- [TASK PROMPT]
Pull out every line with the word "high" from the entries below.

Data entries:
┌──

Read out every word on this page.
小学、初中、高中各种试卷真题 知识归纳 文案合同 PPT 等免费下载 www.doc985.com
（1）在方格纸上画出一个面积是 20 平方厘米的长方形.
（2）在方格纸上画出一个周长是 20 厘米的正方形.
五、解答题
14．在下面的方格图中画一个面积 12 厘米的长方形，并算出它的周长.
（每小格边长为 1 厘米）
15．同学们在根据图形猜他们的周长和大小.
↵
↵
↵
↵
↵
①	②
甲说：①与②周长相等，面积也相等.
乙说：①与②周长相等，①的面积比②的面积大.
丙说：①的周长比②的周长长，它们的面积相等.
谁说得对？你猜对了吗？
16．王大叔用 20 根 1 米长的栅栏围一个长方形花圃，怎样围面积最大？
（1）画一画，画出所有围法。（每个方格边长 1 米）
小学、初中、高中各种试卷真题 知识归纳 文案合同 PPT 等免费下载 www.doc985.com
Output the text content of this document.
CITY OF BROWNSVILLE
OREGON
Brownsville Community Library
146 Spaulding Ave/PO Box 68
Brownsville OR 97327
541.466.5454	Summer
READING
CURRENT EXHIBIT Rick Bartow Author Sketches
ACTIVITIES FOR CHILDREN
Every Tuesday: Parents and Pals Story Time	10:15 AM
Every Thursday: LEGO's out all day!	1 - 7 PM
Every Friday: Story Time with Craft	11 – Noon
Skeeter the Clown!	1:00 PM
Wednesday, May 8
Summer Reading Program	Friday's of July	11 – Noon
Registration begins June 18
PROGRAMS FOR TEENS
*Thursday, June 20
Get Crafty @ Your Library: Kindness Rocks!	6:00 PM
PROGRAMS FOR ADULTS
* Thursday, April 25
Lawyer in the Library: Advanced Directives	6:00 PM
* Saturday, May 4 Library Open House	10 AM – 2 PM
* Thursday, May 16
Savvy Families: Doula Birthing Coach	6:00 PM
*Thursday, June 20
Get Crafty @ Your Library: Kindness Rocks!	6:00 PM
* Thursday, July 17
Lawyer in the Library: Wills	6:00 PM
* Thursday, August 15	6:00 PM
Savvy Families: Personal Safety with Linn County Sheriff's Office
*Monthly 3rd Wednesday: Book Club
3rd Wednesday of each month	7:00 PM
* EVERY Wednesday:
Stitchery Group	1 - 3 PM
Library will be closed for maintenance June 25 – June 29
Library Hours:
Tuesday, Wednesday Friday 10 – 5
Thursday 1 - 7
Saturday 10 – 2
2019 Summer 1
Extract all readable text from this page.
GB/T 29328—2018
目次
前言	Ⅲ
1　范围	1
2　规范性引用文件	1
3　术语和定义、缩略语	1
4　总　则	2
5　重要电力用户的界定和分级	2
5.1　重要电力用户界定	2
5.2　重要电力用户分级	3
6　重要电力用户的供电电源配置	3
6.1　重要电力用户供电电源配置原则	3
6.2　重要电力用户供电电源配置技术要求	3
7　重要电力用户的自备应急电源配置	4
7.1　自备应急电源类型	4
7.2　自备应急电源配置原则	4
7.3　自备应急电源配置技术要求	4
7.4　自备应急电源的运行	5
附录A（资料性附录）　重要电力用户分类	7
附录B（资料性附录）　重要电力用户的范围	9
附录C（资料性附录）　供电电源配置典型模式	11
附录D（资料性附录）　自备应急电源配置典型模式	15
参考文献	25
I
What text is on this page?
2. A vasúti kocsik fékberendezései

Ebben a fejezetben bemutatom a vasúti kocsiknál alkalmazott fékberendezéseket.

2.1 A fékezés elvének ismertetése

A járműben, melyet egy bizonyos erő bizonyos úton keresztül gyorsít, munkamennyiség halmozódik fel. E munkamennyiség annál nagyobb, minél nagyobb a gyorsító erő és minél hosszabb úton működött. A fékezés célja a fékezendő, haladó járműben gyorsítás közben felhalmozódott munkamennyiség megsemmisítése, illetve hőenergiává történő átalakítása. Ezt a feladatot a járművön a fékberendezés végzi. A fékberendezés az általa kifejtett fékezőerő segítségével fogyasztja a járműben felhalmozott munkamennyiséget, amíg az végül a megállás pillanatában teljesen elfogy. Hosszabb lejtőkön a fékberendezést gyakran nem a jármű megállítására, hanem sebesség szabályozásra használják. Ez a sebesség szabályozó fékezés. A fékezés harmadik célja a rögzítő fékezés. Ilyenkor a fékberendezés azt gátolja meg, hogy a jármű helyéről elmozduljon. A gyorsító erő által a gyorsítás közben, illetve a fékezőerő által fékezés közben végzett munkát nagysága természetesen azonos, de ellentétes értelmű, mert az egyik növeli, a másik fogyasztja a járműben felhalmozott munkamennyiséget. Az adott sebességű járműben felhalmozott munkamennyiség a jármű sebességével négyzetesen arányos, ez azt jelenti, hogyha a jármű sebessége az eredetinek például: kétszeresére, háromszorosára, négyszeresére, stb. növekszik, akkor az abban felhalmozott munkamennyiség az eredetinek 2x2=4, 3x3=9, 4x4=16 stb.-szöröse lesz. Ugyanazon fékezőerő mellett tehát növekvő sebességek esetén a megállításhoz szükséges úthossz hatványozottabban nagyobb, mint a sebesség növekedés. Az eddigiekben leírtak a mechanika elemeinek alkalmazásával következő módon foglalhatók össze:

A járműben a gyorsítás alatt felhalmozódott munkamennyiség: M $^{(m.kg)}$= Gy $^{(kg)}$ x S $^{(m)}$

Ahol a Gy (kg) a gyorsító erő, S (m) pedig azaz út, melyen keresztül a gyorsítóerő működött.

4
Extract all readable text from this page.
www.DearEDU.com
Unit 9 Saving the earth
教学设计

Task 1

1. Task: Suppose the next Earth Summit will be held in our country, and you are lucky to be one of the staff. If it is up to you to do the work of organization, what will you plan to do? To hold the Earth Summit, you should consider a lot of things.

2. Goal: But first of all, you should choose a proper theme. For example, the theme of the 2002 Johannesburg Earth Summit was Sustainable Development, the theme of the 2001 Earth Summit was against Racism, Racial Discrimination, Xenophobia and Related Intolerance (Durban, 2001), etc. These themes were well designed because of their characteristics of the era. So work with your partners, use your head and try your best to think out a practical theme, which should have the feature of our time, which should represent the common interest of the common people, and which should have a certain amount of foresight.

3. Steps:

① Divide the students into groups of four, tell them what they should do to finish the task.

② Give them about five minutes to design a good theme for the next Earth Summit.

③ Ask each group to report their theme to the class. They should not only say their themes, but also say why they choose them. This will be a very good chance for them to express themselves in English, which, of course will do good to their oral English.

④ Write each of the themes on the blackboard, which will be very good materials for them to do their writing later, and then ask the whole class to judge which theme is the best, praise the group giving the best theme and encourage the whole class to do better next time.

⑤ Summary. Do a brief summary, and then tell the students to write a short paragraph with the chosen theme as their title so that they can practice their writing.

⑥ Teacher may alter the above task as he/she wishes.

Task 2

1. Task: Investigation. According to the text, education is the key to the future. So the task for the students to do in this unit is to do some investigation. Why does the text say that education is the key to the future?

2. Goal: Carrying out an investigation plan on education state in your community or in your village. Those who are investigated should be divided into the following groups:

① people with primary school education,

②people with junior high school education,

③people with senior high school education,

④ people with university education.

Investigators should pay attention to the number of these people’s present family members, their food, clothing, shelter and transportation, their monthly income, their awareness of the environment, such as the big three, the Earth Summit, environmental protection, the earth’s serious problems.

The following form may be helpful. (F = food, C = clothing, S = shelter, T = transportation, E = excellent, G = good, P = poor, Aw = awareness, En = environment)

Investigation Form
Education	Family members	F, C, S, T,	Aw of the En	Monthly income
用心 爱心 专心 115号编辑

└──

- [EXERCISE SOLUTION]
②people with junior high school education,
③people with senior high school education,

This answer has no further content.